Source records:
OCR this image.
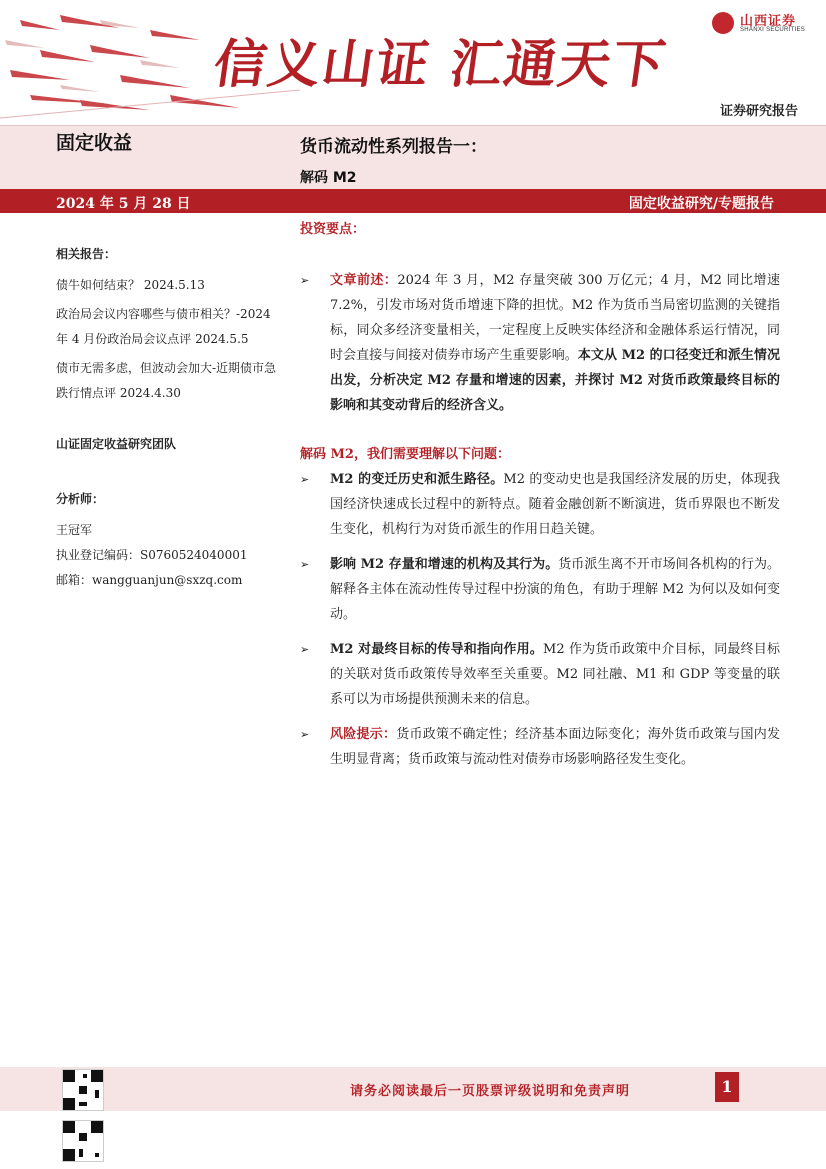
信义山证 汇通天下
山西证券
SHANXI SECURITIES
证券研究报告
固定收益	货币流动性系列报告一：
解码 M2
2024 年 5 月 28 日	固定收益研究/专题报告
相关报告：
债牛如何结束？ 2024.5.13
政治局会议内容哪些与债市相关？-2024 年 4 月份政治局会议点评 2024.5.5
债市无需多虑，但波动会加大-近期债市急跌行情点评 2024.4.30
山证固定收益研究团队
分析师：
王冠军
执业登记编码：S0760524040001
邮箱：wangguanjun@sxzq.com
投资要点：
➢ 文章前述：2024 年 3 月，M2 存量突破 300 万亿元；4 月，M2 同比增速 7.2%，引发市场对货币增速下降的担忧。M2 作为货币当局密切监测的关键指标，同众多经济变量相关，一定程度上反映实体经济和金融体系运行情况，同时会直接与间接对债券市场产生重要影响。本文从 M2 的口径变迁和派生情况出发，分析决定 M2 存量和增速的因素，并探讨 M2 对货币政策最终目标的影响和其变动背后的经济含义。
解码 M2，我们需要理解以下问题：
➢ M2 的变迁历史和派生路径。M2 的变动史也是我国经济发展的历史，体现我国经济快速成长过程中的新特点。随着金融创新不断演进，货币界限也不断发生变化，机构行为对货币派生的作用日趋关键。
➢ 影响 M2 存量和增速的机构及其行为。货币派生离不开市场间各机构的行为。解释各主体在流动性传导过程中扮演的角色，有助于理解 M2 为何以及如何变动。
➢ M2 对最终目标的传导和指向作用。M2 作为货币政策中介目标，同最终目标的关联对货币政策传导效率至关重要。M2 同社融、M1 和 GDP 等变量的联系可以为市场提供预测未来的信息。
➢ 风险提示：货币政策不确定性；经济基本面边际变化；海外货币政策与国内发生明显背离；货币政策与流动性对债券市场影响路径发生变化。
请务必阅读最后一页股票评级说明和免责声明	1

■ The request
Print every entry above again without changing a word, and omit the pictures.

■ Output below
OCR this image.
信义山证 汇通天下
山西证券
SHANXI SECURITIES
证券研究报告
固定收益	货币流动性系列报告一：
解码 M2
2024 年 5 月 28 日	固定收益研究/专题报告
相关报告：
债牛如何结束？ 2024.5.13
政治局会议内容哪些与债市相关？-2024 年 4 月份政治局会议点评 2024.5.5
债市无需多虑，但波动会加大-近期债市急跌行情点评 2024.4.30
山证固定收益研究团队
分析师：
王冠军
执业登记编码：S0760524040001
邮箱：wangguanjun@sxzq.com
投资要点：
➢ 文章前述：2024 年 3 月，M2 存量突破 300 万亿元；4 月，M2 同比增速 7.2%，引发市场对货币增速下降的担忧。M2 作为货币当局密切监测的关键指标，同众多经济变量相关，一定程度上反映实体经济和金融体系运行情况，同时会直接与间接对债券市场产生重要影响。本文从 M2 的口径变迁和派生情况出发，分析决定 M2 存量和增速的因素，并探讨 M2 对货币政策最终目标的影响和其变动背后的经济含义。
解码 M2，我们需要理解以下问题：
➢ M2 的变迁历史和派生路径。M2 的变动史也是我国经济发展的历史，体现我国经济快速成长过程中的新特点。随着金融创新不断演进，货币界限也不断发生变化，机构行为对货币派生的作用日趋关键。
➢ 影响 M2 存量和增速的机构及其行为。货币派生离不开市场间各机构的行为。解释各主体在流动性传导过程中扮演的角色，有助于理解 M2 为何以及如何变动。
➢ M2 对最终目标的传导和指向作用。M2 作为货币政策中介目标，同最终目标的关联对货币政策传导效率至关重要。M2 同社融、M1 和 GDP 等变量的联系可以为市场提供预测未来的信息。
➢ 风险提示：货币政策不确定性；经济基本面边际变化；海外货币政策与国内发生明显背离；货币政策与流动性对债券市场影响路径发生变化。
请务必阅读最后一页股票评级说明和免责声明	1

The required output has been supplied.